(Extracted data entries)
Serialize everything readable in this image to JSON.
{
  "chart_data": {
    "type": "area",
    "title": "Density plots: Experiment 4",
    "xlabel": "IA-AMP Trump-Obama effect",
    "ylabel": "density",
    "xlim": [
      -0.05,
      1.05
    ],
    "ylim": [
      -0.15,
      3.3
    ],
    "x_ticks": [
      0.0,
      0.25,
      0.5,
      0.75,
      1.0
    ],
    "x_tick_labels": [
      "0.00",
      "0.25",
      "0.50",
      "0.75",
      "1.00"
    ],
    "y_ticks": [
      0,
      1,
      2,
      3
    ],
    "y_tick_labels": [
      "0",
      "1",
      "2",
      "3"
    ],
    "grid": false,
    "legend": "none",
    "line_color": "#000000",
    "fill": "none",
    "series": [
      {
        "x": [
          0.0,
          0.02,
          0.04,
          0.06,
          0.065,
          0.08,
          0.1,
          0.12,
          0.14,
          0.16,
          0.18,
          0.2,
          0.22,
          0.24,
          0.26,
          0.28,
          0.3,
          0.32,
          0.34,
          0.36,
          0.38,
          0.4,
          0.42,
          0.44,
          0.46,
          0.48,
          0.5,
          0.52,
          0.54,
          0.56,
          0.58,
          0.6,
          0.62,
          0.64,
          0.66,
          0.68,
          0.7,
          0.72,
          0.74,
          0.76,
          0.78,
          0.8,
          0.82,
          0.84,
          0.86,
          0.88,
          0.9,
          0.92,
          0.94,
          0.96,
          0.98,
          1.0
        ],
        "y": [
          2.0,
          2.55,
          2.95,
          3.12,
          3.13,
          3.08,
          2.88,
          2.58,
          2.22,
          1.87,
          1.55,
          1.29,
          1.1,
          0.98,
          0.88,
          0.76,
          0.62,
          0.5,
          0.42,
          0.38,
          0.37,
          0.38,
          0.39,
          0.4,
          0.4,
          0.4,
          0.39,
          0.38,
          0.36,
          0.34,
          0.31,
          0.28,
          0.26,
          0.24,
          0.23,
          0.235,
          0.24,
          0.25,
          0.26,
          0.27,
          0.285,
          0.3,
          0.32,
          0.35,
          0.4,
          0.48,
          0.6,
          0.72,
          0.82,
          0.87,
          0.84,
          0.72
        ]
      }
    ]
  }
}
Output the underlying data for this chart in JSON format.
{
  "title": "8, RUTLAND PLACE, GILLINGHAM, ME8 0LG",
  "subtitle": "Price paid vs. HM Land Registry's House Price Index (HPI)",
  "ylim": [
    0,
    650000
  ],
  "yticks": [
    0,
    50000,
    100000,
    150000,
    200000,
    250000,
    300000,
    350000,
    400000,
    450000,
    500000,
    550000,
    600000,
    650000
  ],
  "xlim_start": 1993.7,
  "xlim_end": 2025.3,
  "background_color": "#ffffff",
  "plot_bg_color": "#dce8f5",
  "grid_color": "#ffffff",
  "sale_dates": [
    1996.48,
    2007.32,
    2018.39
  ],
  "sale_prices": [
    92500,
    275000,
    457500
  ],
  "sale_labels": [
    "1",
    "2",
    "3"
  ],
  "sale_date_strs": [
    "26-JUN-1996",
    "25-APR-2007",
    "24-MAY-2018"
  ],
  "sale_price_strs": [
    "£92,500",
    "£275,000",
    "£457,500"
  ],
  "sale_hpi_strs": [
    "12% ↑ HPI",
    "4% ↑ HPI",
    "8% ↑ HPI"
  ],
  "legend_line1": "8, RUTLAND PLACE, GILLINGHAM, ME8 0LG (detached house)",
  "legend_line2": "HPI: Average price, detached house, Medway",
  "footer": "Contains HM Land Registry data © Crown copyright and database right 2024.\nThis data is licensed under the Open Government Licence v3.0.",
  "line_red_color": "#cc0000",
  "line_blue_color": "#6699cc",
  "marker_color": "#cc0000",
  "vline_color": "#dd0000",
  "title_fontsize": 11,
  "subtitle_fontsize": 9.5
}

Work to be completed = Extract the complete listing verbatim.

Expected output =
Serialize everything readable in this image to JSON.
{
  "chart_data": {
    "type": "area",
    "title": "Density plots: Experiment 4",
    "xlabel": "IA-AMP Trump-Obama effect",
    "ylabel": "density",
    "xlim": [
      -0.05,
      1.05
    ],
    "ylim": [
      -0.15,
      3.3
    ],
    "x_ticks": [
      0.0,
      0.25,
      0.5,
      0.75,
      1.0
    ],
    "x_tick_labels": [
      "0.00",
      "0.25",
      "0.50",
      "0.75",
      "1.00"
    ],
    "y_ticks": [
      0,
      1,
      2,
      3
    ],
    "y_tick_labels": [
      "0",
      "1",
      "2",
      "3"
    ],
    "grid": false,
    "legend": "none",
    "line_color": "#000000",
    "fill": "none",
    "series": [
      {
        "x": [
          0.0,
          0.02,
          0.04,
          0.06,
          0.065,
          0.08,
          0.1,
          0.12,
          0.14,
          0.16,
          0.18,
          0.2,
          0.22,
          0.24,
          0.26,
          0.28,
          0.3,
          0.32,
          0.34,
          0.36,
          0.38,
          0.4,
          0.42,
          0.44,
          0.46,
          0.48,
          0.5,
          0.52,
          0.54,
          0.56,
          0.58,
          0.6,
          0.62,
          0.64,
          0.66,
          0.68,
          0.7,
          0.72,
          0.74,
          0.76,
          0.78,
          0.8,
          0.82,
          0.84,
          0.86,
          0.88,
          0.9,
          0.92,
          0.94,
          0.96,
          0.98,
          1.0
        ],
        "y": [
          2.0,
          2.55,
          2.95,
          3.12,
          3.13,
          3.08,
          2.88,
          2.58,
          2.22,
          1.87,
          1.55,
          1.29,
          1.1,
          0.98,
          0.88,
          0.76,
          0.62,
          0.5,
          0.42,
          0.38,
          0.37,
          0.38,
          0.39,
          0.4,
          0.4,
          0.4,
          0.39,
          0.38,
          0.36,
          0.34,
          0.31,
          0.28,
          0.26,
          0.24,
          0.23,
          0.235,
          0.24,
          0.25,
          0.26,
          0.27,
          0.285,
          0.3,
          0.32,
          0.35,
          0.4,
          0.48,
          0.6,
          0.72,
          0.82,
          0.87,
          0.84,
          0.72
        ]
      }
    ]
  }
}
Output the underlying data for this chart in JSON format.
{
  "title": "8, RUTLAND PLACE, GILLINGHAM, ME8 0LG",
  "subtitle": "Price paid vs. HM Land Registry's House Price Index (HPI)",
  "ylim": [
    0,
    650000
  ],
  "yticks": [
    0,
    50000,
    100000,
    150000,
    200000,
    250000,
    300000,
    350000,
    400000,
    450000,
    500000,
    550000,
    600000,
    650000
  ],
  "xlim_start": 1993.7,
  "xlim_end": 2025.3,
  "background_color": "#ffffff",
  "plot_bg_color": "#dce8f5",
  "grid_color": "#ffffff",
  "sale_dates": [
    1996.48,
    2007.32,
    2018.39
  ],
  "sale_prices": [
    92500,
    275000,
    457500
  ],
  "sale_labels": [
    "1",
    "2",
    "3"
  ],
  "sale_date_strs": [
    "26-JUN-1996",
    "25-APR-2007",
    "24-MAY-2018"
  ],
  "sale_price_strs": [
    "£92,500",
    "£275,000",
    "£457,500"
  ],
  "sale_hpi_strs": [
    "12% ↑ HPI",
    "4% ↑ HPI",
    "8% ↑ HPI"
  ],
  "legend_line1": "8, RUTLAND PLACE, GILLINGHAM, ME8 0LG (detached house)",
  "legend_line2": "HPI: Average price, detached house, Medway",
  "footer": "Contains HM Land Registry data © Crown copyright and database right 2024.\nThis data is licensed under the Open Government Licence v3.0.",
  "line_red_color": "#cc0000",
  "line_blue_color": "#6699cc",
  "marker_color": "#cc0000",
  "vline_color": "#dd0000",
  "title_fontsize": 11,
  "subtitle_fontsize": 9.5
}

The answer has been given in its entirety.